Document excerpt
-=-=-=-=-

East Croydon Cool talks… is a new blog series that explores topics of cultural interest via local area experts.
This month we spoke to Anna Arthur, Director of Croydonites, to learn a little more about the world of theatre.
Croydonites is a festival of new theatre and performance for Croydon. Its mission is to showcase local theatre makers, and bring some of the best contemporary performance work from around the UK to our neighbourhood. The inaugural event took place in November 2015 when four companies presented work at two venues. The second edition took place in March/April 2017 with eight companies presenting work in six venues.
In 2018, the festival will take place from 27th April to 20th May and will incorporate ten companies presenting work in seven venues. The festival is supported by both the Arts Council England (Grants for the Arts) and Croydon Council through their Cultural Partnership Fund.
In addition to running Croydonites, local resident Anna regularly travels all over London and beyond to see the work of experimental and alternative theatre makers…and so is the perfect person to offer some insight to life behind the curtains 😉
1) How did you get into the theatre world?
I always loved theatre and wanted to go to RADA and become an actress, but ended up at art college in Totnes, Devon studying experimental performance. I kind of fell into production work, then producing.
2) What’s the best performance you’ve ever seen?
Cloud Street by B Belvoir, a company from Sydney, Australia. It’s 5 hours long but the time flies by, also Andrew Schneider youarenowhere – half way through the show a curtain which you think is hiding a back wall, is dropped to reveal a mirror, only it’s not a mirror, it’s another audience who’ve been sat there the whole time. It was completely disorientating.
3) What do you think of the UK theatre scene?
It’s the best in the world – Edinburgh comes in for a lot of flak, but it’s still my favourite week of the year.
4) What do you think of the theatre scene in Croydon?

-=-=-=-=-

List each edition of the Croydonites festival named in the blog post above, giving its dates and its number of companies and venues.

-=-=-=-=-

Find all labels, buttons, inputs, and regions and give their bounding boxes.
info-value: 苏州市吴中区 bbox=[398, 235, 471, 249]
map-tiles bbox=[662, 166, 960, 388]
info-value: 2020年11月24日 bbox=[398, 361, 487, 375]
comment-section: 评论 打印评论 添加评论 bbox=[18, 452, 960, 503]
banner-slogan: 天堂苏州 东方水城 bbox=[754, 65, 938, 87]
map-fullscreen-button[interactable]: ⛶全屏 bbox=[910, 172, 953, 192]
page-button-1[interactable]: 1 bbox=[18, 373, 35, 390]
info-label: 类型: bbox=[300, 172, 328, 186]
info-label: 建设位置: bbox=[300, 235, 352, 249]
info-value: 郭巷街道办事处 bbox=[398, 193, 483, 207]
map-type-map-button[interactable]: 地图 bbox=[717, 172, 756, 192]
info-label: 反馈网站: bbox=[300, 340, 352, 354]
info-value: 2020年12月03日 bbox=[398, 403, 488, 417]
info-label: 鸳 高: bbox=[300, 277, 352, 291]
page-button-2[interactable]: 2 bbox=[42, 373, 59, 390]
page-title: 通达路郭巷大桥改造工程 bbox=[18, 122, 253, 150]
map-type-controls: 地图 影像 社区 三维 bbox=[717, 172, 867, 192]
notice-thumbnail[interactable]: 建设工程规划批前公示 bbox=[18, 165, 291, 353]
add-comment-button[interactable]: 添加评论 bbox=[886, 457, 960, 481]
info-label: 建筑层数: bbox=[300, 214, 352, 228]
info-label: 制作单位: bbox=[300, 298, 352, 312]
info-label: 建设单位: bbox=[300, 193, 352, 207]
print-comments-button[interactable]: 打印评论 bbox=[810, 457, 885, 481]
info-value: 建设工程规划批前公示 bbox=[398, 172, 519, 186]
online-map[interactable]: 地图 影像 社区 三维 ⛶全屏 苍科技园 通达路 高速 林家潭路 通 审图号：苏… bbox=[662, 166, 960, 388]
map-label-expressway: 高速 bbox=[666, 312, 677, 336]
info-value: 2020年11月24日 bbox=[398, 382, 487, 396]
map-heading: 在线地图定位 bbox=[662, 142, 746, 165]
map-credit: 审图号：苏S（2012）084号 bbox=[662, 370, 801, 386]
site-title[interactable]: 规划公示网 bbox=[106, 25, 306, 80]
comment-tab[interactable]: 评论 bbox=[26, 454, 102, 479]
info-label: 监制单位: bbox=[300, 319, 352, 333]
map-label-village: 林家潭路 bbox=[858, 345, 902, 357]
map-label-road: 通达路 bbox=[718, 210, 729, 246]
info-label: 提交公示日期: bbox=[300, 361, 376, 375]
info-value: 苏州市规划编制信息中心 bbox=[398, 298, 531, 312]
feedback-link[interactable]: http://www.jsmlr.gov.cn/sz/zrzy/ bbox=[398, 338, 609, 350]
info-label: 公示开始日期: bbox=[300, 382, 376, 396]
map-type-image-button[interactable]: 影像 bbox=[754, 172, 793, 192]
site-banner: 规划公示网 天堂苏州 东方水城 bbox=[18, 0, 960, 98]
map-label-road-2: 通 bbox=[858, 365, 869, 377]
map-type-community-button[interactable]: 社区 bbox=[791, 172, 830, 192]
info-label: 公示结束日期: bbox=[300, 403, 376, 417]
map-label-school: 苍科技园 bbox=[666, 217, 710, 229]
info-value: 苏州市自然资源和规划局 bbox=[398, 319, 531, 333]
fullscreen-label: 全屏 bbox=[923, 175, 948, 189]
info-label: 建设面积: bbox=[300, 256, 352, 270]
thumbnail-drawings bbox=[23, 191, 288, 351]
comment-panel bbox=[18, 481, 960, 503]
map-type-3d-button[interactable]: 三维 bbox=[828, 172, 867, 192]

-=-=-=-=-

Exercise output
- Inaugural edition: November 2015, with four companies at two venues
- Second edition: March/April 2017, with eight companies at six venues
- 2018 edition: 27th April to 20th May, with ten companies at seven venues